Okunacak metin
===============
DSP Genel Başkanı Zeki Sezer, Bu hükümetle birlikte sistem sorununun da tartışmaya açılmış olduğunu söyledi. Sezer, Bu hükümet işbaşına geldiğinde AByi kendisine en büyük hedef olarak koyduğunu söyleyerek her konuda olduğu gibi bu konuda da takiye yapmıştı. Şimdi takiyenin gerçek yüzü ortaya çıkıyor. Takke düşüyor ve bu hükümetin keli de gözüküyor dedi.
Sezer, DSP Gaziantep İl Başkanlığı tarafından Duru Düğün Salonunda düzenlenen Medya İle Buluşma, İktidarı Uyarma ve Uyandırma Toplantısında yaptığı konuşmada, Başbakan Recep Tayyip Erdoğan ile Türkiye Büyük Millet Meclisi (TBMM) Başkanı Bülent Arınçın değiştiklerini söylediklerini, ancak bu söylemin takiye olduğunu söyledi.
Arınçın bulunduğu görevin ağırlığını kaldıramadığını vurgulayan Sezer, Partisinin içinde rüştünü ispat etme iştahından bir türlü vazgeçemeyen Arınç, (Anayasa Mahkemesini gerekirse kapatırız) diyerek, laik, demokratik Cumhuriyetin temellerini sarsacak girişimlerini yansıtmış oluyor diye konuştu.
===============
Kayıtlı veriler

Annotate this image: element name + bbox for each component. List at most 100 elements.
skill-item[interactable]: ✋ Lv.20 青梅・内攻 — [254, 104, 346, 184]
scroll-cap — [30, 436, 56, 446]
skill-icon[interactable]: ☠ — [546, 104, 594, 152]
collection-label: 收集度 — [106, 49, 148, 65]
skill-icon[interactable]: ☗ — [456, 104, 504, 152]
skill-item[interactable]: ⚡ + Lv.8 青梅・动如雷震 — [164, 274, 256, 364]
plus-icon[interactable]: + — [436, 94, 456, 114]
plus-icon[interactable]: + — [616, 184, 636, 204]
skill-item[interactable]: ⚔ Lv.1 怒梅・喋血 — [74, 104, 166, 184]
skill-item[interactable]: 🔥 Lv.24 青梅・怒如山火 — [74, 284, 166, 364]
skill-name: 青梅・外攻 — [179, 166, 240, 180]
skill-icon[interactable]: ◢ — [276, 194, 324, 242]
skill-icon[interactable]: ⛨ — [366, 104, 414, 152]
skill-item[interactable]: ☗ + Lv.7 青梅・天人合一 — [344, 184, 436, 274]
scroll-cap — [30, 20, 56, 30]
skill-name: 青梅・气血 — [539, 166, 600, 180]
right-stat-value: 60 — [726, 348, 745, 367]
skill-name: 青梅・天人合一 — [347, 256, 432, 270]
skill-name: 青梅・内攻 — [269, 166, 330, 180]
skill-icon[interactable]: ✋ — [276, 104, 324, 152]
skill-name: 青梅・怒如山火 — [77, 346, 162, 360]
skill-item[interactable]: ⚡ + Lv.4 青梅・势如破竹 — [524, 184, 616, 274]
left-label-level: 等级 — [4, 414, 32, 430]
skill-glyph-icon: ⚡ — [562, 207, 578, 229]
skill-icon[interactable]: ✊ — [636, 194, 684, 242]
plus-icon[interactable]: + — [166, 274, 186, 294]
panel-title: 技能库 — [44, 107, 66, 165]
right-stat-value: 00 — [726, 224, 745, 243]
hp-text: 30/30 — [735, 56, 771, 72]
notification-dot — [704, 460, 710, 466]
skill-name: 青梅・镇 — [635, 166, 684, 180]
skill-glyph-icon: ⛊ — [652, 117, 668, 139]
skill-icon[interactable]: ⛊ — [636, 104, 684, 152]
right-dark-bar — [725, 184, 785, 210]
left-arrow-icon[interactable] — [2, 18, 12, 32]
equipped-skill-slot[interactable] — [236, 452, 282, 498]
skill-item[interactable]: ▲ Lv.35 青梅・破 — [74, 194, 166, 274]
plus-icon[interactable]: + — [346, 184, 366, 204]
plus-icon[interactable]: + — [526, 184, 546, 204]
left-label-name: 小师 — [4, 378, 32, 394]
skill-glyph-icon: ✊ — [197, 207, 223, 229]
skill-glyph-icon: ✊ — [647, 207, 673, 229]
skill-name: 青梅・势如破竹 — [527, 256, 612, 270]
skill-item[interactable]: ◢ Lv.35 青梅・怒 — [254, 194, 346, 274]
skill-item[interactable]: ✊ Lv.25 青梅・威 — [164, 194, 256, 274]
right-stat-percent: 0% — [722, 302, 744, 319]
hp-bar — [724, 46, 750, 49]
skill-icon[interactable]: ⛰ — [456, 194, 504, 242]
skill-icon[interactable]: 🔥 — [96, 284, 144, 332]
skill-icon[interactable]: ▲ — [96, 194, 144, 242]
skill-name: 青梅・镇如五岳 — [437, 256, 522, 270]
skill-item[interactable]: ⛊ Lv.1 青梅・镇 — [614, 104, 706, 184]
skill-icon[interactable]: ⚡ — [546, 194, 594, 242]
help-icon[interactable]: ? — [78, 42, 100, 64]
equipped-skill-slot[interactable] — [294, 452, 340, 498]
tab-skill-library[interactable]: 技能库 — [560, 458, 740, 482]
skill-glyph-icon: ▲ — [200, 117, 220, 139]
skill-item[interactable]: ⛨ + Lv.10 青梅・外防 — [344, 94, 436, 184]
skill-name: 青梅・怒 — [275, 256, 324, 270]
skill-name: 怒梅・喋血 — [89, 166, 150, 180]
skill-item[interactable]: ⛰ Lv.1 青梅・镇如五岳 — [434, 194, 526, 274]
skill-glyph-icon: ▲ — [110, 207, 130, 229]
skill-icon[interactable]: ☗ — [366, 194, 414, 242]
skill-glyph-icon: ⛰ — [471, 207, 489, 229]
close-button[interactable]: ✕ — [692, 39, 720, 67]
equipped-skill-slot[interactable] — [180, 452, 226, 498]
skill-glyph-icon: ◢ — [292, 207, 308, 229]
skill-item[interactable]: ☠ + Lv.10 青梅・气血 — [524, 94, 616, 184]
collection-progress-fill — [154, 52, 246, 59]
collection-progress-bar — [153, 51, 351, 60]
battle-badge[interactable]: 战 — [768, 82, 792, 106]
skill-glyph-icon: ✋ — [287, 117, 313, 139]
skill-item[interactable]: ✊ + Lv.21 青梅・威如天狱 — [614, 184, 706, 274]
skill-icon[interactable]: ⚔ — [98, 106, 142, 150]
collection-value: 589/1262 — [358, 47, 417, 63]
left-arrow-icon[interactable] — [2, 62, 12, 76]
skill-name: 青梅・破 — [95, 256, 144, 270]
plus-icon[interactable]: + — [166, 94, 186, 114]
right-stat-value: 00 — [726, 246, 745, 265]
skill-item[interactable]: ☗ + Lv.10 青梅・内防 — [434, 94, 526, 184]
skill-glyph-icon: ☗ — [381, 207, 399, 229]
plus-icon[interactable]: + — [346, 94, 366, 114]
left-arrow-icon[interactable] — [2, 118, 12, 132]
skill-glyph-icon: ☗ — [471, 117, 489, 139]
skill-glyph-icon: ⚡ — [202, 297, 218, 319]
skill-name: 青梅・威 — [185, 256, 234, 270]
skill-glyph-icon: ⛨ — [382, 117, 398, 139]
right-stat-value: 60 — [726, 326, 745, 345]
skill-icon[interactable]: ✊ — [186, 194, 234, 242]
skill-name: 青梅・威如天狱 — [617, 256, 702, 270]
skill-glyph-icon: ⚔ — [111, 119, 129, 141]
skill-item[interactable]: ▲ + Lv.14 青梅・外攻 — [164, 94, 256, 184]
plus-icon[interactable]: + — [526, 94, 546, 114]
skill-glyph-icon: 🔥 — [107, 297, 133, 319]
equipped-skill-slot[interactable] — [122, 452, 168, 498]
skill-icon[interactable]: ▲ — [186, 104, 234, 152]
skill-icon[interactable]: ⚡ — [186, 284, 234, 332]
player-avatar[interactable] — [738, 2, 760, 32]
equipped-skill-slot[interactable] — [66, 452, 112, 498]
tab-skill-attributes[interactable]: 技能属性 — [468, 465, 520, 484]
===============
Görev amacı
Aşağıdaki üç ifadenin okunacak metinle uyuşup uyuşmadığını belirtin; her biri için evet ya da hayır deyip kararı belirleyen sözleri metinden aynen alıntılayın.
1. Toplantıyı DSP Gaziantep İl Başkanlığı düzenlemiştir.
2. Sezer'e göre "Anayasa Mahkemesini gerekirse kapatırız" sözünü Başbakan Recep Tayyip Erdoğan söylemiştir.
3. Sezer, hükümetin işbaşına geldiğinde AB'yi en büyük hedef olarak koyduğunu söylediğini belirtmiştir.

Alıştırma sonucu
1. Evet: "DSP Gaziantep İl Başkanlığı tarafından Duru Düğün Salonunda düzenlenen"
2. Hayır: "Arınç, (Anayasa Mahkemesini gerekirse kapatırız) diyerek"
3. Evet: "AByi kendisine en büyük hedef olarak koyduğunu söyleyerek"